• [KUTIPAN DOKUMEN]:
┄┄┄┄┄┄┄┄┄┄┄┄┄┄┄┄┄┄┄┄

Guru Besar Kehutanan IPB: Jerat Pembakar Hutan dengan Pasal Berlapis

Guru Besar Kehutanan IPB: Jerat Pembakar Hutan dengan Pasal Berlapis

DSC_5337-2
Riset

Guru Besar Tetap Fakultas Kehutanan Institut Pertanian Bogor (Fahutan IPB), Prof.Dr.Ir. Bambang Hero Saharjo, M.Agr akan melakukan Orasi Ilmiah pada Sabtu (28/2) esok, dengan judul “Bukti Ilmiah dalam Penegakan Hukum Kasus Kebakaran Hutan dan Lahan dengan Pendekatan Multidoor”. Dalam konferensi pers yang digelar di Kampus IPB Baranangsiang, Kamis (26/2), Prof Bambang memaparkan riset yang digelutinya selama ini yakni tentang kasus kebakaran hutan di Indonesia.

 

Menurut Prof. Bambang, kebakaran hutan di Indonesia sesungguhnya sudah terjadi bertahun-tahun bahkan dapat dikatakan memiliki sejarah yang kelam dan teramat menyakitkan dan terasa akan langgeng. Hal ini ditunjukkan dengan indikasi titik panas yang tidak menurun selama lima tahun terakhir, ditambah lagi dengan meningkatnya secara signifikan jumlah titik panas pada beberapa negara Asia Tenggara. 

 

Kehadiran asap seakan menunjukkan bahwa para pembakar tetap setia menjalankan aksinya, apakah dilakukan di lahan masyarakat maupun milik korporasi. Baik yang dilakukan dengan sengaja atau meminjam tangan orang lain, dan lagi-lagi kegiatan ini telah terjadi bertahun-tahun sehingga tetap lestari hingga hari ini.  

 

Kenyataan ini belum mampu meyakinkan serta menyadarkan petinggi Republik ini, bahwa kebakaran hutan dan lahan tersebut dampaknya sudah tidak dapat ditolerir lagi. Baru rakyat kecil saja yang menanggung akibat dari kebakaran yang diperbuatnya, namun bagi korporasi yang jelas-jelas melakukan perbuatannya justru dengan bangga terlepas dari hukumannya.

┄┄┄┄┄┄┄┄┄┄┄┄┄┄┄┄┄┄┄┄

• [DATA LATIHAN]:
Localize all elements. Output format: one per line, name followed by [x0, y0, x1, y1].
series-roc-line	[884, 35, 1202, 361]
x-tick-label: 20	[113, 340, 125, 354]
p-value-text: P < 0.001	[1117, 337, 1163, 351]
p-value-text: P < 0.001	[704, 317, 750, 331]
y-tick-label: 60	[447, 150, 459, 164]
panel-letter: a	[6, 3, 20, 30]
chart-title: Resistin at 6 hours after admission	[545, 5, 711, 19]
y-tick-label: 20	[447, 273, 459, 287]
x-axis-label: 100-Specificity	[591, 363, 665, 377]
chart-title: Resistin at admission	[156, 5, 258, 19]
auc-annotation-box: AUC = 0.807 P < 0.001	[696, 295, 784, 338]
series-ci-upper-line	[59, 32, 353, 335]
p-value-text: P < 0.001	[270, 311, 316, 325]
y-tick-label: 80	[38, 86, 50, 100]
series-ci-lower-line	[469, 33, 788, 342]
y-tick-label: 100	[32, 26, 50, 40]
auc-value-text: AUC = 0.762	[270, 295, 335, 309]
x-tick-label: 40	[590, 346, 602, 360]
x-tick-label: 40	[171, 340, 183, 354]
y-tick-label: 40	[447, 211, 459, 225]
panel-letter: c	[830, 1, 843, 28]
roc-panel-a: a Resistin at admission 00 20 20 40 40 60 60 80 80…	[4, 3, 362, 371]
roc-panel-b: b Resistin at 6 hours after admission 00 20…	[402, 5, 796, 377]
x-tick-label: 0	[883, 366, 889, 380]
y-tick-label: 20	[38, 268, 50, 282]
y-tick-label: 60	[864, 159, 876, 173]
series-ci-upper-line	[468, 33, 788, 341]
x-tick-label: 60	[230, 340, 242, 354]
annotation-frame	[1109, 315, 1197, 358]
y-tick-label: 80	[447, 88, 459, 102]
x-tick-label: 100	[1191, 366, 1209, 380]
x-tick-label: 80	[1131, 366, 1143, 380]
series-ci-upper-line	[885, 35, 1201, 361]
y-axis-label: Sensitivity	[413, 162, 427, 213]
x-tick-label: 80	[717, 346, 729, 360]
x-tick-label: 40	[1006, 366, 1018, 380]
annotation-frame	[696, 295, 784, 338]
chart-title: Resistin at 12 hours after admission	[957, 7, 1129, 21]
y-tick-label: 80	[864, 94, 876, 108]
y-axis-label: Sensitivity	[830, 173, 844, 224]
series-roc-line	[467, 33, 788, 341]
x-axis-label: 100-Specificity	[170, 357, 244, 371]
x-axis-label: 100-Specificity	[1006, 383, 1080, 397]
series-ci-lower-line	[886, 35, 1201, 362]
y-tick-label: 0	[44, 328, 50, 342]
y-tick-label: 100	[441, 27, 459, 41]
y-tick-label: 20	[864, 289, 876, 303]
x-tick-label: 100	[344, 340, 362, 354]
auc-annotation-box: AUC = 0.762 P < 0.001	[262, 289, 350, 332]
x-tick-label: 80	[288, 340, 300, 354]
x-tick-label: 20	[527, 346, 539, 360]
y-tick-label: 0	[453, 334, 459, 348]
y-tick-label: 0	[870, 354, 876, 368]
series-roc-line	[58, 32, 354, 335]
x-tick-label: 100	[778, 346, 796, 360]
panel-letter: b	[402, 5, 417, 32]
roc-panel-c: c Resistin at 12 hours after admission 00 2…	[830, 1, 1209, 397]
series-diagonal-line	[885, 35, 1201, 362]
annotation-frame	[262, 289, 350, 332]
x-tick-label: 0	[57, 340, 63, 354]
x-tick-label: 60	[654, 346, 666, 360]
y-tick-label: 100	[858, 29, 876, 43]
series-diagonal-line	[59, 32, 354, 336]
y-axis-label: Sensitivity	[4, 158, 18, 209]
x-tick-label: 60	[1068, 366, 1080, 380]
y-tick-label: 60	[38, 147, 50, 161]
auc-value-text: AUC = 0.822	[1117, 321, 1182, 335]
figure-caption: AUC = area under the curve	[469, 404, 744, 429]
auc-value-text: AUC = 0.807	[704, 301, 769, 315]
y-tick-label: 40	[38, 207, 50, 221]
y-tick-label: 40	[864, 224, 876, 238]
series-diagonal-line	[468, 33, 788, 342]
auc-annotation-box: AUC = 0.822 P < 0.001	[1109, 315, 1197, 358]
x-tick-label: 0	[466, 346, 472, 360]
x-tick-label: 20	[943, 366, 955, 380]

┄┄┄┄┄┄┄┄┄┄┄┄┄┄┄┄┄┄┄┄

• [TUGAS LATIHAN]:
(a) Susun baris-baris entri dari baris pertama sampai baris yang memuat "32, 353, 335]" sebagai tabel Markdown dengan kolom No. dan Baris, tanpa baris kosong.
(b) Teruskan artikel tentang kebakaran hutan di Indonesia mulai dari kalimat terakhirnya.
Artikel dan entri tidak saling berhubungan.

• [JAWABAN YANG DIHARAPKAN]:
(a)
| No. | Baris |
|---|---|
| 1 | Localize all elements. Output format: one per line, name followed by [x0, y0, x1, y1]. |
| 2 | series-roc-line	[884, 35, 1202, 361] |
| 3 | x-tick-label: 20	[113, 340, 125, 354] |
| 4 | p-value-text: P < 0.001	[1117, 337, 1163, 351] |
| 5 | p-value-text: P < 0.001	[704, 317, 750, 331] |
| 6 | y-tick-label: 60	[447, 150, 459, 164] |
| 7 | panel-letter: a	[6, 3, 20, 30] |
| 8 | chart-title: Resistin at 6 hours after admission	[545, 5, 711, 19] |
| 9 | y-tick-label: 20	[447, 273, 459, 287] |
| 10 | x-axis-label: 100-Specificity	[591, 363, 665, 377] |
| 11 | chart-title: Resistin at admission	[156, 5, 258, 19] |
| 12 | auc-annotation-box: AUC = 0.807 P < 0.001	[696, 295, 784, 338] |
| 13 | series-ci-upper-line	[59, 32, 353, 335] |

(b)
 

Contoh kasus, saat PT. Adei Plantation & Industry (Malaysia) ketahuan membakar hutan seluas 40 hektar, vonis yang diberikan adalah satu tahun penjara dan denda pidana 15 milyar rupiah. Saat PT. National Sago Plantation (PT. NSP) membakar tiga ribu hektar dengan tingkat kerugian diperkirakan senilai 1,04 triliun rupiah, vonis yang diberikan adalah bebas (korporasi dinyatakan bersalah, namun direkturnya bebas) dan denda dua milyar rupiah. “Hal ini terjadi karena hakim dan anggota yang menangani kasus ini tidak memiliki sertifikat lingkungan,” tandas Prof Bambang.

 

Oleh karena itu, menurutnya, diperlukan pembuktian secara ilmiah terjadinya kebakaran hutan dan lahan. Pembuktian dilakukan secara ilmiah menggunakan data dan fakta ilmiah, metoda ilmiah, serta hasilnya pun berdasarkan hasil analisa laboratorium. Pembuktian ini harus dilakukan pula oleh ahli yang benar-benar mempunyai kompetensi sebagai ahli kebakaran hutan dan lahan.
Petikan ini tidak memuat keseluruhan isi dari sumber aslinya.